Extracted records
------------------------------------------------
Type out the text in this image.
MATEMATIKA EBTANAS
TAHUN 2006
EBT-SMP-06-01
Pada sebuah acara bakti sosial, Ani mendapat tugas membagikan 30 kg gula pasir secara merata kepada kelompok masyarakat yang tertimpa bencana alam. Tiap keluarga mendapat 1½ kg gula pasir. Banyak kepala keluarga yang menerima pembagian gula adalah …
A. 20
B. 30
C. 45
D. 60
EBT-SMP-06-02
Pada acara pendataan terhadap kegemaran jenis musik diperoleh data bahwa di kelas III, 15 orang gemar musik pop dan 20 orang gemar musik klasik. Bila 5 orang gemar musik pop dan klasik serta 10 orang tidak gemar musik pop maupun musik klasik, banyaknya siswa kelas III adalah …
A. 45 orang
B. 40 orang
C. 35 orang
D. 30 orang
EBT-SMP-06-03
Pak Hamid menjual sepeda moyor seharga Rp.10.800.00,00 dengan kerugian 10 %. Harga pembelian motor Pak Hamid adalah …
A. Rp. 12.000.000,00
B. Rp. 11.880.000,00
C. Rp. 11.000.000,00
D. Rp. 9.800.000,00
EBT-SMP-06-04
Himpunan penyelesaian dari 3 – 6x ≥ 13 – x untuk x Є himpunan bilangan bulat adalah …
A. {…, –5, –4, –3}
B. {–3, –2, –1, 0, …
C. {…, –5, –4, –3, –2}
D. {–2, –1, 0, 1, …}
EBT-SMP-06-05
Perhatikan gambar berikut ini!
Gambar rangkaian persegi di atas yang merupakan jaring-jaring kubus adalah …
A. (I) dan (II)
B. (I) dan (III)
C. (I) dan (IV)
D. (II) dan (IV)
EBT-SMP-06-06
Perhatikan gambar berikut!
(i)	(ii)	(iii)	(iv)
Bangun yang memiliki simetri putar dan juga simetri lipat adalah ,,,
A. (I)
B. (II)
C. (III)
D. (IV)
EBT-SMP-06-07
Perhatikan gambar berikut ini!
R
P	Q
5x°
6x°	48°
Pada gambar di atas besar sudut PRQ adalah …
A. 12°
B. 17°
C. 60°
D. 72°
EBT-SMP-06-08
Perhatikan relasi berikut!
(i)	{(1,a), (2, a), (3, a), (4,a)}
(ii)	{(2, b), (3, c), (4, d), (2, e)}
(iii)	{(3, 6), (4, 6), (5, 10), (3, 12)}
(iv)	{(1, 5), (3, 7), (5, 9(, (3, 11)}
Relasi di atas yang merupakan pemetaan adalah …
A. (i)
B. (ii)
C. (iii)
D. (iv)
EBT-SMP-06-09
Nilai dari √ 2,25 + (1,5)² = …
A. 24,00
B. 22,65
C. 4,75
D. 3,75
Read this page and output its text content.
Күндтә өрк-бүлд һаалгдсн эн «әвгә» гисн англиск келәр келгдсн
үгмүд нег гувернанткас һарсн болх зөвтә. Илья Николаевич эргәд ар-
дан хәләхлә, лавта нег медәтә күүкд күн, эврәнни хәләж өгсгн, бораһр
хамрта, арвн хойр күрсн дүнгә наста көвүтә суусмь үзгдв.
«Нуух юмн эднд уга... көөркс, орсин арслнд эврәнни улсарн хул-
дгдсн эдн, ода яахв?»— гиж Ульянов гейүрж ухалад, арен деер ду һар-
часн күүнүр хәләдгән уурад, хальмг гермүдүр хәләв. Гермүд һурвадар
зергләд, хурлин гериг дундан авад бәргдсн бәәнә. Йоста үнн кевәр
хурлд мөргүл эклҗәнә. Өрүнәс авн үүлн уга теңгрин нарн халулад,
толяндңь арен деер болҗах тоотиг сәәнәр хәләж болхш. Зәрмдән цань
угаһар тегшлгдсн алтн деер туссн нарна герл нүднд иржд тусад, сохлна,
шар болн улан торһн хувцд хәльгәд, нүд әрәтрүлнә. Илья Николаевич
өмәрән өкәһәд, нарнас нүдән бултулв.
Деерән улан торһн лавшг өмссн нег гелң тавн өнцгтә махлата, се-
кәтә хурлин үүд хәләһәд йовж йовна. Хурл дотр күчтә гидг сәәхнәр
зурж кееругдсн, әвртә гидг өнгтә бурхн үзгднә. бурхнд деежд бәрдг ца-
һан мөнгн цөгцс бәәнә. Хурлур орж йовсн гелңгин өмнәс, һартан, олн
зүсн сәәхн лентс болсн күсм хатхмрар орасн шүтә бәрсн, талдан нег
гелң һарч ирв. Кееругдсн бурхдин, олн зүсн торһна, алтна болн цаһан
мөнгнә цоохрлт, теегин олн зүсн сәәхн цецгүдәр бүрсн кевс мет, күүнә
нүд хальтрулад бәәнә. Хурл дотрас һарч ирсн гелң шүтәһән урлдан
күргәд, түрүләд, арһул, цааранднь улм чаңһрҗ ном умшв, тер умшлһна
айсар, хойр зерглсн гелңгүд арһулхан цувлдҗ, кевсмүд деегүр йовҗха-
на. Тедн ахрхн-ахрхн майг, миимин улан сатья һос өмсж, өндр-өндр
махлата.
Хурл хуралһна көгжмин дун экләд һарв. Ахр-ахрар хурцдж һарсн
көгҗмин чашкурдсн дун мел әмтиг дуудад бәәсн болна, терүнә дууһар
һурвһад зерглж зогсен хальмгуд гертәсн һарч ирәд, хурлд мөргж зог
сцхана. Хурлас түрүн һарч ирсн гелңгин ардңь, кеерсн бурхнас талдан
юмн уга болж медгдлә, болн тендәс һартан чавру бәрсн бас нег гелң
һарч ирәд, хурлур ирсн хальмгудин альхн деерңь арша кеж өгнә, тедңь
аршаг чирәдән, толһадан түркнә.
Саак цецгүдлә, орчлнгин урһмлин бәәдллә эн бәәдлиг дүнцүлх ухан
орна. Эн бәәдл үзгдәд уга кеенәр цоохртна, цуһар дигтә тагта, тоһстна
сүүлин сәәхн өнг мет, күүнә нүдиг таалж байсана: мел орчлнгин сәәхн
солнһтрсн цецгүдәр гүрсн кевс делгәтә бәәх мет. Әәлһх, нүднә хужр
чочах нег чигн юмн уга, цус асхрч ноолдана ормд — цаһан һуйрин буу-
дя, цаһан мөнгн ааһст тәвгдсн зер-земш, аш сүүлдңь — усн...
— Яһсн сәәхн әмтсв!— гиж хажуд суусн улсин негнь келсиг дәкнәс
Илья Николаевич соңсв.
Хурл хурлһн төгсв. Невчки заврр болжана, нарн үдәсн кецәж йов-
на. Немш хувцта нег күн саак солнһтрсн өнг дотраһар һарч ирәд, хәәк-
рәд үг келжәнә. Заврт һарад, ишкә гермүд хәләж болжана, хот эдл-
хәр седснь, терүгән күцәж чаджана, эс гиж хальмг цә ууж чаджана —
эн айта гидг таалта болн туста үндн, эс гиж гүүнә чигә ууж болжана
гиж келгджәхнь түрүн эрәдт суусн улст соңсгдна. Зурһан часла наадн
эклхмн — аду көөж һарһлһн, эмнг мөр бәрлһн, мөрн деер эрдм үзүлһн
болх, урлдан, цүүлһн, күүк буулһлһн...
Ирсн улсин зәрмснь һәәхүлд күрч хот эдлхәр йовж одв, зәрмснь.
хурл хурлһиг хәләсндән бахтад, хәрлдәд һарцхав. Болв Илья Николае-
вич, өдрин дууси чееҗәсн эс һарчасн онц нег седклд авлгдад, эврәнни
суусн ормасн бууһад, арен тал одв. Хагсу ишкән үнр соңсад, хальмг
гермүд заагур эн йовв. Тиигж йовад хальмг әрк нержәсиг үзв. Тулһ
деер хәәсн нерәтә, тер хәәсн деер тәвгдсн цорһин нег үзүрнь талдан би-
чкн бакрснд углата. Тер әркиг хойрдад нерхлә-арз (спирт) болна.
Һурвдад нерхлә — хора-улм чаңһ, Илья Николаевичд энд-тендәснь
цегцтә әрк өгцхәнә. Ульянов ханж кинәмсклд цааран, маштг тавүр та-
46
------------------------------------------------
[Problem statement]
Wherever the string "улсин" appears in the entries above, list that line.

[Answer to this exercise]
— Яһсн сәәхн әмтсв!— гиж хажуд суусн улсин негнь келсиг дәкнәс
Ирсн улсин зәрмснь һәәхүлд күрч хот эдлхәр йовж одв, зәрмснь.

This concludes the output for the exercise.